Count every line that has the word "Pauli" in it; give no more than the number.

※ ※ ※

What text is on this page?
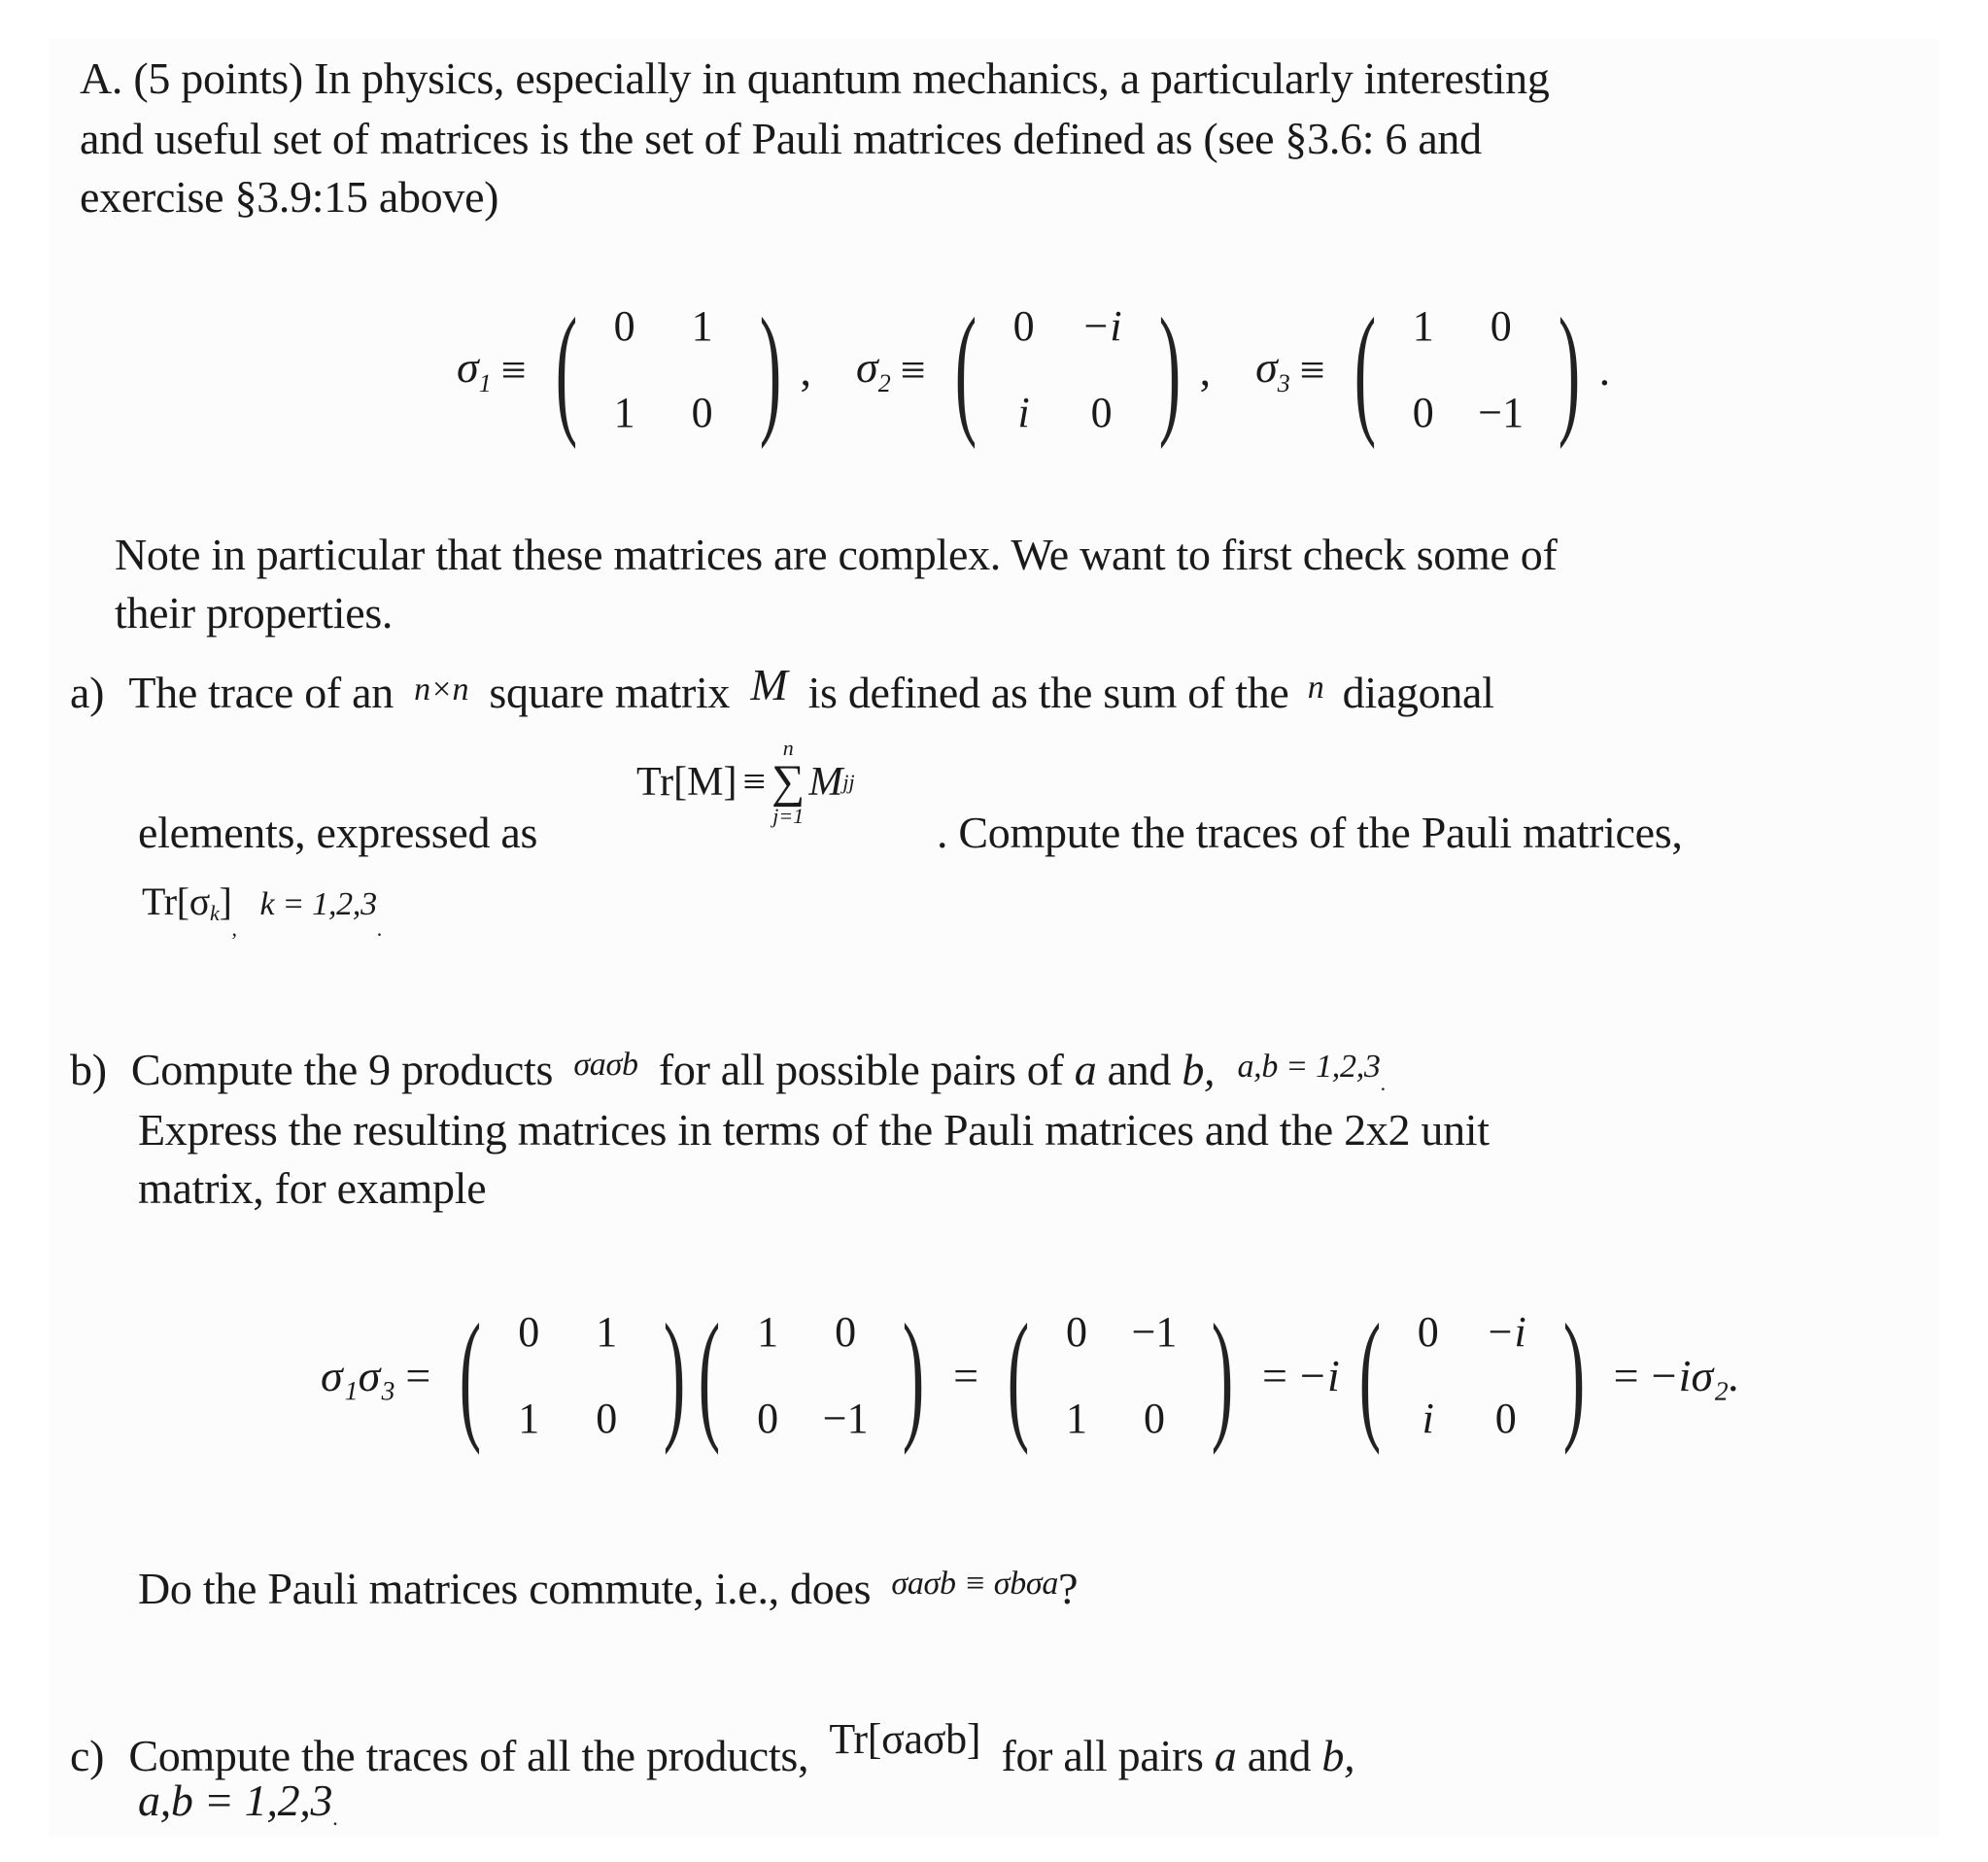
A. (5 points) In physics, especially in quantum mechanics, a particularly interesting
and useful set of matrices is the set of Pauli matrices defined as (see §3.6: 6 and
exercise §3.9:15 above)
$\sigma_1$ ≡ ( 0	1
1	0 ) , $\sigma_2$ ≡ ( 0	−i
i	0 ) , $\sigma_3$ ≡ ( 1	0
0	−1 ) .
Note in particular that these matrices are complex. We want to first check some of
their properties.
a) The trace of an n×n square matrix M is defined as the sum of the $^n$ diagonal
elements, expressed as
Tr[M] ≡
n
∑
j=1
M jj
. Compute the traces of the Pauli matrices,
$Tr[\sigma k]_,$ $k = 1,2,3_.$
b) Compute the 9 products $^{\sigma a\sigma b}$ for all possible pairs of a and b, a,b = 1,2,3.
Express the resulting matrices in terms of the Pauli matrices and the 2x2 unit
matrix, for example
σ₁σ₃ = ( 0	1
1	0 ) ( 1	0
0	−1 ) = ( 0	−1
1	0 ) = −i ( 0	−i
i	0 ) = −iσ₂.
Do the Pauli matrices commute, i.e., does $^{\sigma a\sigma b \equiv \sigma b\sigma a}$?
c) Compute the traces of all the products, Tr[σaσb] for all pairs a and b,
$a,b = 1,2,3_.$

※ ※ ※

[Response for this exercise]: 4